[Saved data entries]
^^^^
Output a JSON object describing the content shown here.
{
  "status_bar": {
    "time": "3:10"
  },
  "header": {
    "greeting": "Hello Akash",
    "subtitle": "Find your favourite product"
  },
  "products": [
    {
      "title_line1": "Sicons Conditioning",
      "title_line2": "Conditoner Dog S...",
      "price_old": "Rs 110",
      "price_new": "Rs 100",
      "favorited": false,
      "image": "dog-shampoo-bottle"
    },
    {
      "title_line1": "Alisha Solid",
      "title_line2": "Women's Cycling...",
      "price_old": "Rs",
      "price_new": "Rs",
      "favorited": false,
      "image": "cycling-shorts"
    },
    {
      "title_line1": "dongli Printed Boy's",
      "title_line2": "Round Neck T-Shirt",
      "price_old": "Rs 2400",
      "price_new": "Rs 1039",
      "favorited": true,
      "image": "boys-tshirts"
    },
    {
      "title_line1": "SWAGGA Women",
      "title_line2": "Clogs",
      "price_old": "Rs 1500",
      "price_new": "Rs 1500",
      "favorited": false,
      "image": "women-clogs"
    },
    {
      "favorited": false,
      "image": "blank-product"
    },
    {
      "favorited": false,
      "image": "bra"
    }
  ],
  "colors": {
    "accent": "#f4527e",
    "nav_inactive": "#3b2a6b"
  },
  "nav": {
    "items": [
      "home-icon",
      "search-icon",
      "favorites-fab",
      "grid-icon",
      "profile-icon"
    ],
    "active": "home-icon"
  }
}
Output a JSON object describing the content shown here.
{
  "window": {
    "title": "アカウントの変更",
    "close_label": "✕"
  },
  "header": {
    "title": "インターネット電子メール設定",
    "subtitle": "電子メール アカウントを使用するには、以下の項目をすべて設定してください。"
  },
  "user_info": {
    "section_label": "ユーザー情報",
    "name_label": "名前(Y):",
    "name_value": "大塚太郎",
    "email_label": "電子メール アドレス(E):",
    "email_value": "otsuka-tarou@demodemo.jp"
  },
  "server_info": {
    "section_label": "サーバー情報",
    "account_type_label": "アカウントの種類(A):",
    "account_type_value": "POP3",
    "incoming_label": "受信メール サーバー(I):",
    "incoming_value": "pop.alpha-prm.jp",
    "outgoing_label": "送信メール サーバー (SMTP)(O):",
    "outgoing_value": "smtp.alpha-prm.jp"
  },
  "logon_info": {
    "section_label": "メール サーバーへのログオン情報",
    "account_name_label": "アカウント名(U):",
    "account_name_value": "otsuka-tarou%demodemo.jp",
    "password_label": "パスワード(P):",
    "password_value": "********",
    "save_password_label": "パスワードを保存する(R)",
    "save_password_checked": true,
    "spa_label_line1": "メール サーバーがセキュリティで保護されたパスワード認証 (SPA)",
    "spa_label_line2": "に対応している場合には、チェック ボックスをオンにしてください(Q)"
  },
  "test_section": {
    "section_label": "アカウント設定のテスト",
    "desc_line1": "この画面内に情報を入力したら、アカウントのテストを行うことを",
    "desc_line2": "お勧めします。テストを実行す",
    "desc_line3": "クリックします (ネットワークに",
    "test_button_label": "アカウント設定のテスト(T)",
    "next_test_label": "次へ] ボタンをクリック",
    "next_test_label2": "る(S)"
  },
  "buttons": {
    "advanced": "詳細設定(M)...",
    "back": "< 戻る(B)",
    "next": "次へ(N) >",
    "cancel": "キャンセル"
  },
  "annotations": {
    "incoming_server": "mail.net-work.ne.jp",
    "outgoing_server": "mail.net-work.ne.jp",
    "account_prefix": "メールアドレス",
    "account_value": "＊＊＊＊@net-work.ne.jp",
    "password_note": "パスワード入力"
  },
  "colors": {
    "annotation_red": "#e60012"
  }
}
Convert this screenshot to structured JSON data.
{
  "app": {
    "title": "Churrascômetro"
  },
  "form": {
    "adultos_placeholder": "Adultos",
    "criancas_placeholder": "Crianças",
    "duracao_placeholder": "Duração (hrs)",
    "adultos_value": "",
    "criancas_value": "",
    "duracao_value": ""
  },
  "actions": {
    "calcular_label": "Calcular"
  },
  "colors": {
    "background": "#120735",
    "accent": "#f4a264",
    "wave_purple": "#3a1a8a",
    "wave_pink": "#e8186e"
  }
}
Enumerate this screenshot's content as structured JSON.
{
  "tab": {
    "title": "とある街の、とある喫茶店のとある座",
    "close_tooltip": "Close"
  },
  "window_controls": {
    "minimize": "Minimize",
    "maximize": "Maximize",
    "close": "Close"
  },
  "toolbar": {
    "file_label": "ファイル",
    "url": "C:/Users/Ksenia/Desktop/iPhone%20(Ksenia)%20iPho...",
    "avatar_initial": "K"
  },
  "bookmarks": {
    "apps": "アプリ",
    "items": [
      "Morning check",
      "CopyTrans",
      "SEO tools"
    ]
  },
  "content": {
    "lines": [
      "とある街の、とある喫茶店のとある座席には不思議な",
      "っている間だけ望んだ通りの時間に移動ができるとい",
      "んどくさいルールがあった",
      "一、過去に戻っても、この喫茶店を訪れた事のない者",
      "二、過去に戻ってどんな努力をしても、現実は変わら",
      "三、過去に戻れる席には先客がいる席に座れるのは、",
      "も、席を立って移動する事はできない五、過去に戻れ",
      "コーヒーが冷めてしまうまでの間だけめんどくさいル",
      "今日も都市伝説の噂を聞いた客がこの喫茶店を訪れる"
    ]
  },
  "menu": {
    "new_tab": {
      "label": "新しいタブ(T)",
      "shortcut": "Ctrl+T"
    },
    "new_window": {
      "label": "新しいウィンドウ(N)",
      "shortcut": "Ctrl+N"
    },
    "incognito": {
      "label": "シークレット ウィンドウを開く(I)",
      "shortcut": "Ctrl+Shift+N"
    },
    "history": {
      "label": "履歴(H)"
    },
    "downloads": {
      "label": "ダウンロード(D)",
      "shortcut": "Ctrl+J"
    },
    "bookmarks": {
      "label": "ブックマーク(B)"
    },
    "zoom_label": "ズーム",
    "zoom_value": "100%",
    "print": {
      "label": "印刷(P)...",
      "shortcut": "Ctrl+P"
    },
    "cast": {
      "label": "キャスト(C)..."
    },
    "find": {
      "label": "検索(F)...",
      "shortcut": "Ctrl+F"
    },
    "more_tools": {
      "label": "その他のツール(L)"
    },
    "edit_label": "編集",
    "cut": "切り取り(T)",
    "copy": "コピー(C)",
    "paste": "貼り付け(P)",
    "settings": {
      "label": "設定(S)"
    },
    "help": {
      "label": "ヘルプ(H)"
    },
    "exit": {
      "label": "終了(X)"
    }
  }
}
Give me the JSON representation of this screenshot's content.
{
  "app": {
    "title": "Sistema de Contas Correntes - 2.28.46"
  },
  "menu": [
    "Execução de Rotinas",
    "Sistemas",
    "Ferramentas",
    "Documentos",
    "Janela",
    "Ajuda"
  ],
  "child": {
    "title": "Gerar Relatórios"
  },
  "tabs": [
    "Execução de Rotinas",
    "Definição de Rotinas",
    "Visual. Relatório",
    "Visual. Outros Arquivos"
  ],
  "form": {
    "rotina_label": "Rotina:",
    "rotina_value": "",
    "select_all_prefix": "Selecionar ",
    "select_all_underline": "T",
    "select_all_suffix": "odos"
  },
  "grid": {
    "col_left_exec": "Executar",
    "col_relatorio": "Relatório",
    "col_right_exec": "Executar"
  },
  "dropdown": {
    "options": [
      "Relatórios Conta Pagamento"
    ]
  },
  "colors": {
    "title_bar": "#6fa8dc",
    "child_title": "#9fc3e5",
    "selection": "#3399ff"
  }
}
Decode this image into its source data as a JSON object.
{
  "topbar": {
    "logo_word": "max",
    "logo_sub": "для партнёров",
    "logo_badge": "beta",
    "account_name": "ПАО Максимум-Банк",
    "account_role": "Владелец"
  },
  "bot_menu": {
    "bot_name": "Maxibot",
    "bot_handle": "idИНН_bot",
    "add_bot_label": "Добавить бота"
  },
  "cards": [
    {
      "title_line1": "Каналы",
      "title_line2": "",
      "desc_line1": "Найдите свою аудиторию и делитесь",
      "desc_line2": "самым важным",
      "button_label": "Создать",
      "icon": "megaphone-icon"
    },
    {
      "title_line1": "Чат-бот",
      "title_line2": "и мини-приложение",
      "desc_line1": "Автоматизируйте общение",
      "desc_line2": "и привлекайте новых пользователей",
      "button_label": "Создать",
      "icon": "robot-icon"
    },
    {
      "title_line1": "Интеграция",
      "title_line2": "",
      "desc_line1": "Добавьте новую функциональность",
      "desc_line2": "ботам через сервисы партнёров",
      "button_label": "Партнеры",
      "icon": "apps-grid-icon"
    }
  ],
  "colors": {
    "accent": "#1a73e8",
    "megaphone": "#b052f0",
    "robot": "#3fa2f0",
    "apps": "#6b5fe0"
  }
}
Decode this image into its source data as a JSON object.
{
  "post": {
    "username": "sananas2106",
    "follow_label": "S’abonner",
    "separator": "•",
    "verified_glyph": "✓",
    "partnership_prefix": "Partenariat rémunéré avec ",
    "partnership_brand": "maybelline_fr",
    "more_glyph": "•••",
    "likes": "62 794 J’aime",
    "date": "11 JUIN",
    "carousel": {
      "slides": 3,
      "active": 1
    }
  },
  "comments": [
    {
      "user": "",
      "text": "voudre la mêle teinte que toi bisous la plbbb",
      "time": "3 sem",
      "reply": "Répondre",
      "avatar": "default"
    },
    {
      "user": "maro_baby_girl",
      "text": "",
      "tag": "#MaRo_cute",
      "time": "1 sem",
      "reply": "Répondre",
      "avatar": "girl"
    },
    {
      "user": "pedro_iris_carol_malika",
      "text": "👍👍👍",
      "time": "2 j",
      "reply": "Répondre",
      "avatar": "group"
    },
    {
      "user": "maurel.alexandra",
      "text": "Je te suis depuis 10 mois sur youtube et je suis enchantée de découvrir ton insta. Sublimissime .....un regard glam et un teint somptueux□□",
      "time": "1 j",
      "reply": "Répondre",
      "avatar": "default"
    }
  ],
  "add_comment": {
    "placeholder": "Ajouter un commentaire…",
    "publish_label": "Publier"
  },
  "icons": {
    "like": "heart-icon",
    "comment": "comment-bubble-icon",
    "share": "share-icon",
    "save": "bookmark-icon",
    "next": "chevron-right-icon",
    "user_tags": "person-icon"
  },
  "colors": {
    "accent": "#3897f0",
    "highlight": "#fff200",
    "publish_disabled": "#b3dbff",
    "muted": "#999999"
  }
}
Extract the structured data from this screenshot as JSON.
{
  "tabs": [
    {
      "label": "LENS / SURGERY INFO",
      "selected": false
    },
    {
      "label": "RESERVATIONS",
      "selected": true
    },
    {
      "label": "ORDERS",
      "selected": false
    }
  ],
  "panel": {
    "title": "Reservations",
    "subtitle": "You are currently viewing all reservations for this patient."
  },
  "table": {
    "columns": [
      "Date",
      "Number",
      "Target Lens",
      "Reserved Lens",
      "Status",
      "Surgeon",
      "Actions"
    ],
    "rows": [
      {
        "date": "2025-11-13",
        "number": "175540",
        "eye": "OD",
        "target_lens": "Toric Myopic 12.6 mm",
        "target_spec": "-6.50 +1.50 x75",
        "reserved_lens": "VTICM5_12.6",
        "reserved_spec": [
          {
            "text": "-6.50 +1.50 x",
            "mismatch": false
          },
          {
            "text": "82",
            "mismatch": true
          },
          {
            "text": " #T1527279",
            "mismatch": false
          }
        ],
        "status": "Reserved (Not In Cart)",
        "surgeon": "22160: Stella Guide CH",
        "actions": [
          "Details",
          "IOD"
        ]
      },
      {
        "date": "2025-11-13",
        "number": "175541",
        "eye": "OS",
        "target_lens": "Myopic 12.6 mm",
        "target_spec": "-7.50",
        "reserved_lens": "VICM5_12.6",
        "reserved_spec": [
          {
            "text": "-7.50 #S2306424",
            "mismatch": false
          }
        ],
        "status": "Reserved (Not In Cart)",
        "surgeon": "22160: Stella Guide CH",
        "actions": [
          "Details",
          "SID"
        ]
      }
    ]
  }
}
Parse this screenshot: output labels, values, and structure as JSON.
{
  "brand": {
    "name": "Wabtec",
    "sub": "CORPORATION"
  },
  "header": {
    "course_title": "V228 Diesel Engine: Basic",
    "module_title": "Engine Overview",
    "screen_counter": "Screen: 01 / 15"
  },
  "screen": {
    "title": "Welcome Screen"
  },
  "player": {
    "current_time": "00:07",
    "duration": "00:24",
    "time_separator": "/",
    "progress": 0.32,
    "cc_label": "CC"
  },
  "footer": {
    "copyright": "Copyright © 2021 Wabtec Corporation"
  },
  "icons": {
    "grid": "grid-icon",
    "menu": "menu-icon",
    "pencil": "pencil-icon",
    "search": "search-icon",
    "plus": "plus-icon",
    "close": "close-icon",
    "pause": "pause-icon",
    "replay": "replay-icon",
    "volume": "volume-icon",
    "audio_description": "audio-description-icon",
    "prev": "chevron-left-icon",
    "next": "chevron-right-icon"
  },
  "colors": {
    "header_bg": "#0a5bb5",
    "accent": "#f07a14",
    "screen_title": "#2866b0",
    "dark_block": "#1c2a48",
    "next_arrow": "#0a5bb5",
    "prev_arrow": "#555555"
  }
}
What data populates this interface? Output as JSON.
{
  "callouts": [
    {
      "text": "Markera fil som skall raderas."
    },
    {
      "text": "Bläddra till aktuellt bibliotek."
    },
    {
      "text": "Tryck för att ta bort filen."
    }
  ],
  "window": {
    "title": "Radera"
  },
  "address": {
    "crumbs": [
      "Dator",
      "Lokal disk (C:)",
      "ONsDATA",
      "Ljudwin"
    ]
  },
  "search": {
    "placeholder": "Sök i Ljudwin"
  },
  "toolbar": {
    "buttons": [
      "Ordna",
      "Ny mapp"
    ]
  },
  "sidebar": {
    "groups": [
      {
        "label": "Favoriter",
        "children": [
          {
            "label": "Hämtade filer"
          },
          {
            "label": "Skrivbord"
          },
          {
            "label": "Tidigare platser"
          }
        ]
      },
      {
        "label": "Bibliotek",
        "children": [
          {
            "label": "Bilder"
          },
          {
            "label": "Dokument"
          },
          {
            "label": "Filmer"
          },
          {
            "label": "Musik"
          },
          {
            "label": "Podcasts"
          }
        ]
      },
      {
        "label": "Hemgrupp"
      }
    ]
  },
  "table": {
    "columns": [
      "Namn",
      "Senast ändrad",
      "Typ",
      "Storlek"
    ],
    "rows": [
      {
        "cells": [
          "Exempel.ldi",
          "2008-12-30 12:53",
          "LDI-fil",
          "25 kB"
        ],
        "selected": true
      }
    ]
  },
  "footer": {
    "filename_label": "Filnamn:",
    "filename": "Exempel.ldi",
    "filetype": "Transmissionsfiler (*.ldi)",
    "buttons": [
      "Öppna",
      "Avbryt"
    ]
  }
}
^^^^
Tally up how many lines in the preceding listing contain the word "alpha". Give nothing but the number.

## Correct result
2